--- BEGIN Data for this exercise ---

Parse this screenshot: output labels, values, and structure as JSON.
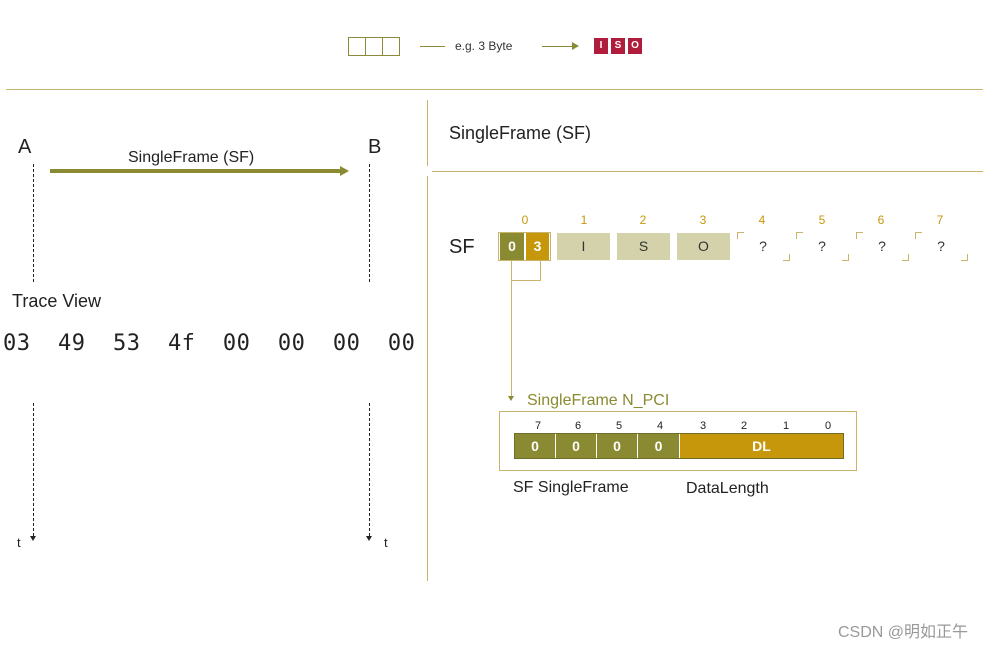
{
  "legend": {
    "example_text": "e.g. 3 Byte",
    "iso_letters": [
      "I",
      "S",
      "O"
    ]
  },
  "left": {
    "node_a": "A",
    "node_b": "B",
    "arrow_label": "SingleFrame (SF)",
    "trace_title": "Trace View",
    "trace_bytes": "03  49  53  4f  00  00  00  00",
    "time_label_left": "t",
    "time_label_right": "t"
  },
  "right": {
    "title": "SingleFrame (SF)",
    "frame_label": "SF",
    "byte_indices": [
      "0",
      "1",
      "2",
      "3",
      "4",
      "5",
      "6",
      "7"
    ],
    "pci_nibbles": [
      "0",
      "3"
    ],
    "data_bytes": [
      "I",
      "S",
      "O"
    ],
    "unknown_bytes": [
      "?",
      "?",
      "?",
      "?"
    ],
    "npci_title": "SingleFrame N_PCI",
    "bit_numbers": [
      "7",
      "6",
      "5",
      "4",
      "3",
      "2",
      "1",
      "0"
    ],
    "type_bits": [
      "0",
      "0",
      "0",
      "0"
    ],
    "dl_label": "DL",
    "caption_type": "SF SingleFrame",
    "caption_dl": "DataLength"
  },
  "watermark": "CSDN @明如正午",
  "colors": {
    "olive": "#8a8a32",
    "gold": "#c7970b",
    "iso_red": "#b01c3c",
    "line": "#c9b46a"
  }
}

--- END Data for this exercise ---
--- BEGIN Data for this exercise ---

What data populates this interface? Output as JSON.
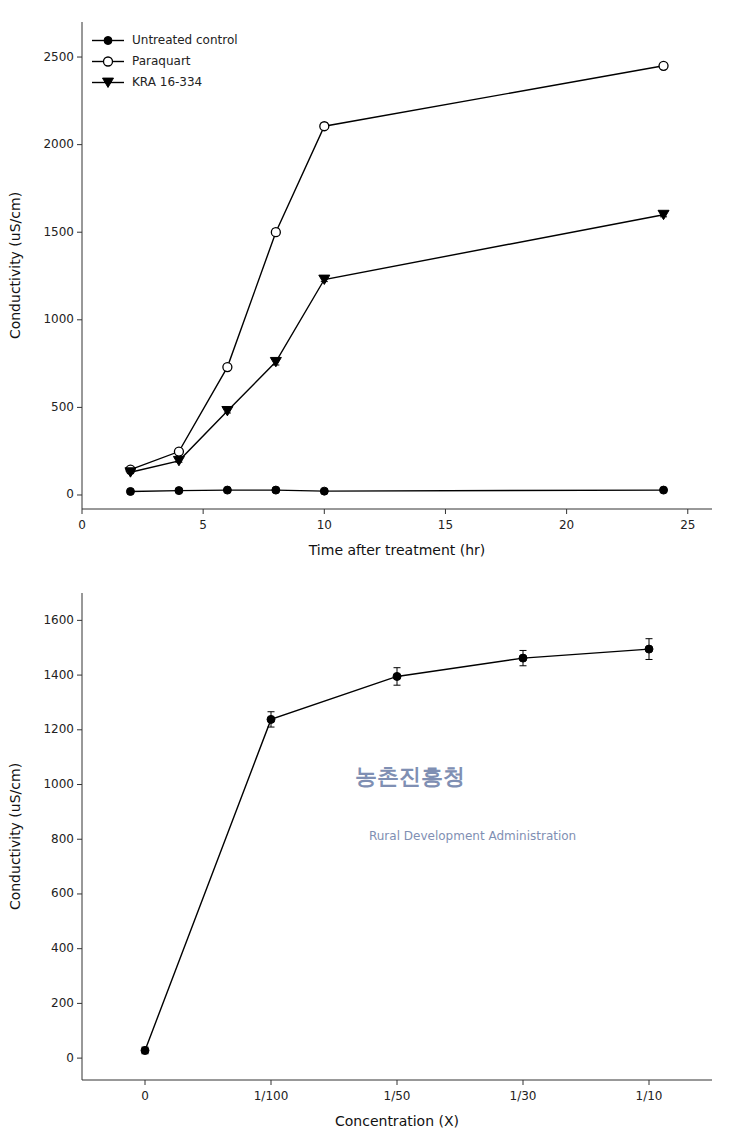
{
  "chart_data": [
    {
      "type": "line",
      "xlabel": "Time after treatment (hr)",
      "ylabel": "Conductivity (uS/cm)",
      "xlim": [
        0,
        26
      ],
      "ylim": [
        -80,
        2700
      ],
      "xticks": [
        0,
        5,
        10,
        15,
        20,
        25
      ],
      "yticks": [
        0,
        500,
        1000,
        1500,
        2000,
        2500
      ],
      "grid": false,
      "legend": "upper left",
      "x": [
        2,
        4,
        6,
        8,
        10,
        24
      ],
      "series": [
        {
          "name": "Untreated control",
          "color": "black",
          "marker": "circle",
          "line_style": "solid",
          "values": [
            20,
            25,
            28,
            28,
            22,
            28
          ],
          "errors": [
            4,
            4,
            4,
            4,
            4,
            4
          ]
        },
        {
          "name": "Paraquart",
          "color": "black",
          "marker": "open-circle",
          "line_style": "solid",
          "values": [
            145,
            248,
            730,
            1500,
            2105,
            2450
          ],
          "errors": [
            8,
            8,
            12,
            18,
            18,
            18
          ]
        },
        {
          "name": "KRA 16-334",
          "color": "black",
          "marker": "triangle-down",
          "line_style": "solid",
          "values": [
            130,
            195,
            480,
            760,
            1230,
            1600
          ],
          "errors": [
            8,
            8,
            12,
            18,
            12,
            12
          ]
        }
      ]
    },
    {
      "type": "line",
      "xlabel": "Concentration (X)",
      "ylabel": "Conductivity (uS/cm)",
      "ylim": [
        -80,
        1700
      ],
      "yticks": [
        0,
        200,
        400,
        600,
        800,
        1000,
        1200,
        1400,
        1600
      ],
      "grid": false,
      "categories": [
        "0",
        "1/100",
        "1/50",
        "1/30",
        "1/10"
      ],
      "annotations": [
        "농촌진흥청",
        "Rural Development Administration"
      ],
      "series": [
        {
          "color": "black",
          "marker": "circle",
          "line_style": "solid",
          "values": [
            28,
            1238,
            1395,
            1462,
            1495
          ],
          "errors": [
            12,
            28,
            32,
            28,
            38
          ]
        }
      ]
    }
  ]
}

--- END Data for this exercise ---
--- BEGIN Data for this exercise ---

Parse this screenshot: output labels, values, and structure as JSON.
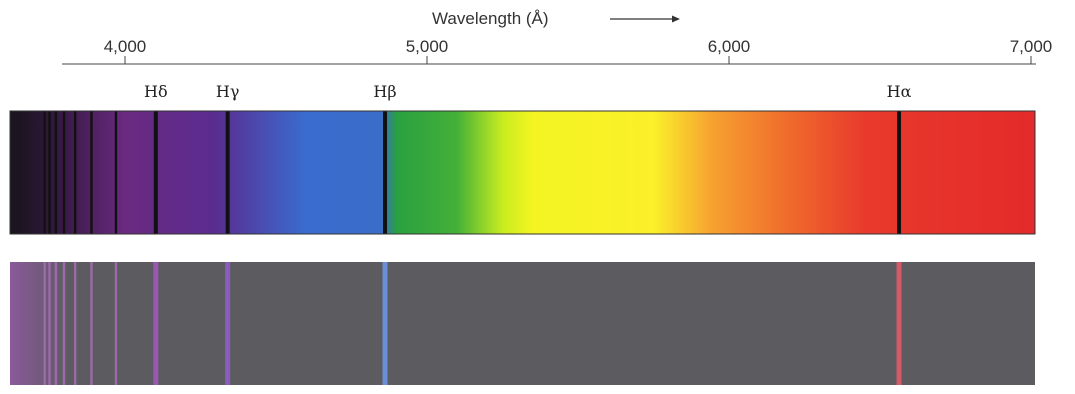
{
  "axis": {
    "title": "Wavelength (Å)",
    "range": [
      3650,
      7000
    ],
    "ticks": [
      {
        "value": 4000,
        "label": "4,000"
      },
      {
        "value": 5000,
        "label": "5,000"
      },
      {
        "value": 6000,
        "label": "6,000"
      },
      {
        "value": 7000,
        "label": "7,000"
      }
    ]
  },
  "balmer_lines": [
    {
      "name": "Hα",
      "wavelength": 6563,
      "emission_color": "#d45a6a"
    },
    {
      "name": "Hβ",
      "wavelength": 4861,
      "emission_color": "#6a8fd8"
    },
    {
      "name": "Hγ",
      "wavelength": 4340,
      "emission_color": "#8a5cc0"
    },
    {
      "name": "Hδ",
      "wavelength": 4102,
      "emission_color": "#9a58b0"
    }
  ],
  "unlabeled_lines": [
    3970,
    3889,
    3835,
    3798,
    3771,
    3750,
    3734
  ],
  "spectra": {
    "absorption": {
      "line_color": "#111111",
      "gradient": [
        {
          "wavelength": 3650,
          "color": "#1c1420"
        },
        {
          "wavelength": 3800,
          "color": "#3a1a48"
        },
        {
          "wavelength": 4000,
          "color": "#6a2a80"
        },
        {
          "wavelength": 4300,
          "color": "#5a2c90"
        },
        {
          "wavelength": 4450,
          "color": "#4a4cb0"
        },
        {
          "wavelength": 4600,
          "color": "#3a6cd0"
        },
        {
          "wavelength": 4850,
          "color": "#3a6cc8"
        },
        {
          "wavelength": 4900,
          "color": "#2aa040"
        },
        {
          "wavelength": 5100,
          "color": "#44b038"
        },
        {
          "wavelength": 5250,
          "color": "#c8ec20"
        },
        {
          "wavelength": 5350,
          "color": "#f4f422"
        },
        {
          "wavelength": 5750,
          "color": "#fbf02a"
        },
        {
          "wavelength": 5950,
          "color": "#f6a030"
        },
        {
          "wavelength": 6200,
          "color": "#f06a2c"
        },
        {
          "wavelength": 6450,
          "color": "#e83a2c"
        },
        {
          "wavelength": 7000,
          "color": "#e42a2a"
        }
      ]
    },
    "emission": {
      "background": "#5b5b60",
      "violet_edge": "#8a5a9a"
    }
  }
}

--- END Data for this exercise ---

Instructions for the task. Select and copy each line from the data that includes the word "xlabel".

Answer to this task.
      "xlabel": "Time after treatment (hr)",
      "xlabel": "Concentration (X)",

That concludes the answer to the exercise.